• [Data records]
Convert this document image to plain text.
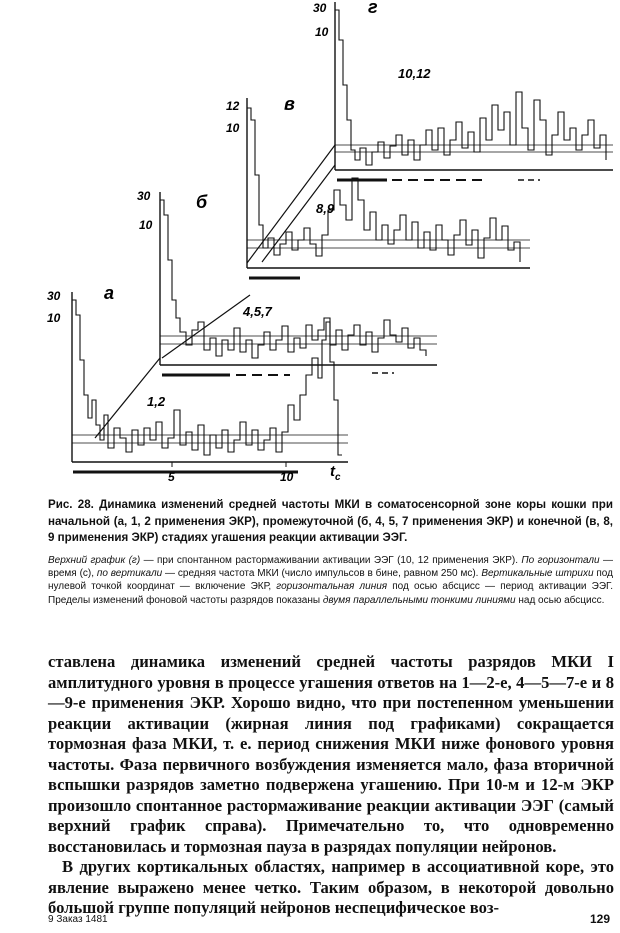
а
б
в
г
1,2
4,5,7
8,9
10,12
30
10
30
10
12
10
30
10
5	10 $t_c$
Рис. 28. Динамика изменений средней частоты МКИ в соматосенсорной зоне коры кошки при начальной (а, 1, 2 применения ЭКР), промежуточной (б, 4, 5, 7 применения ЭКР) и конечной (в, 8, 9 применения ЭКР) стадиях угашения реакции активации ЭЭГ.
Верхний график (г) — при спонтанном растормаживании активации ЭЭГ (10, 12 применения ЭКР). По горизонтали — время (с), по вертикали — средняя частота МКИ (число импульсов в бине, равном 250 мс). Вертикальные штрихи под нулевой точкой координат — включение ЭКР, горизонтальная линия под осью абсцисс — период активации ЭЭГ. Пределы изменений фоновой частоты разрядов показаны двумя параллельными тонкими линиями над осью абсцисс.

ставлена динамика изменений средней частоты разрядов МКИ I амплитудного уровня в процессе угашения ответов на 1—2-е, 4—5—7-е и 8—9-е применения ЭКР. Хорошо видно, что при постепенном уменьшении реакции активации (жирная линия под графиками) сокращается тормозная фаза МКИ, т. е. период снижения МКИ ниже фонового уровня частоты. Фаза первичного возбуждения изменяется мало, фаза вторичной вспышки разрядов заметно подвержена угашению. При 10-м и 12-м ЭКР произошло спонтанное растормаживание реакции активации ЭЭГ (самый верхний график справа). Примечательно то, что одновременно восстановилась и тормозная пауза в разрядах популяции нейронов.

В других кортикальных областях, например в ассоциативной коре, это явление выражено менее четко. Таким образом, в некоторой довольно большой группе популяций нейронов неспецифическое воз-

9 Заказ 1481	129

• [Prompt] Look for the word "изменений" in every line of the listing and copy the lines that have it.

• [The result]
Рис. 28. Динамика изменений средней частоты МКИ в соматосенсорной зоне коры кошки при начальной (а, 1, 2 применения ЭКР), промежуточной (б, 4, 5, 7 применения ЭКР) и конечной (в, 8, 9 применения ЭКР) стадиях угашения реакции активации ЭЭГ.
Верхний график (г) — при спонтанном растормаживании активации ЭЭГ (10, 12 применения ЭКР). По горизонтали — время (с), по вертикали — средняя частота МКИ (число импульсов в бине, равном 250 мс). Вертикальные штрихи под нулевой точкой координат — включение ЭКР, горизонтальная линия под осью абсцисс — период активации ЭЭГ. Пределы изменений фоновой частоты разрядов показаны двумя параллельными тонкими линиями над осью абсцисс.
ставлена динамика изменений средней частоты разрядов МКИ I амплитудного уровня в процессе угашения ответов на 1—2-е, 4—5—7-е и 8—9-е применения ЭКР. Хорошо видно, что при постепенном уменьшении реакции активации (жирная линия под графиками) сокращается тормозная фаза МКИ, т. е. период снижения МКИ ниже фонового уровня частоты. Фаза первичного возбуждения изменяется мало, фаза вторичной вспышки разрядов заметно подвержена угашению. При 10-м и 12-м ЭКР произошло спонтанное растормаживание реакции активации ЭЭГ (самый верхний график справа). Примечательно то, что одновременно восстановилась и тормозная пауза в разрядах популяции нейронов.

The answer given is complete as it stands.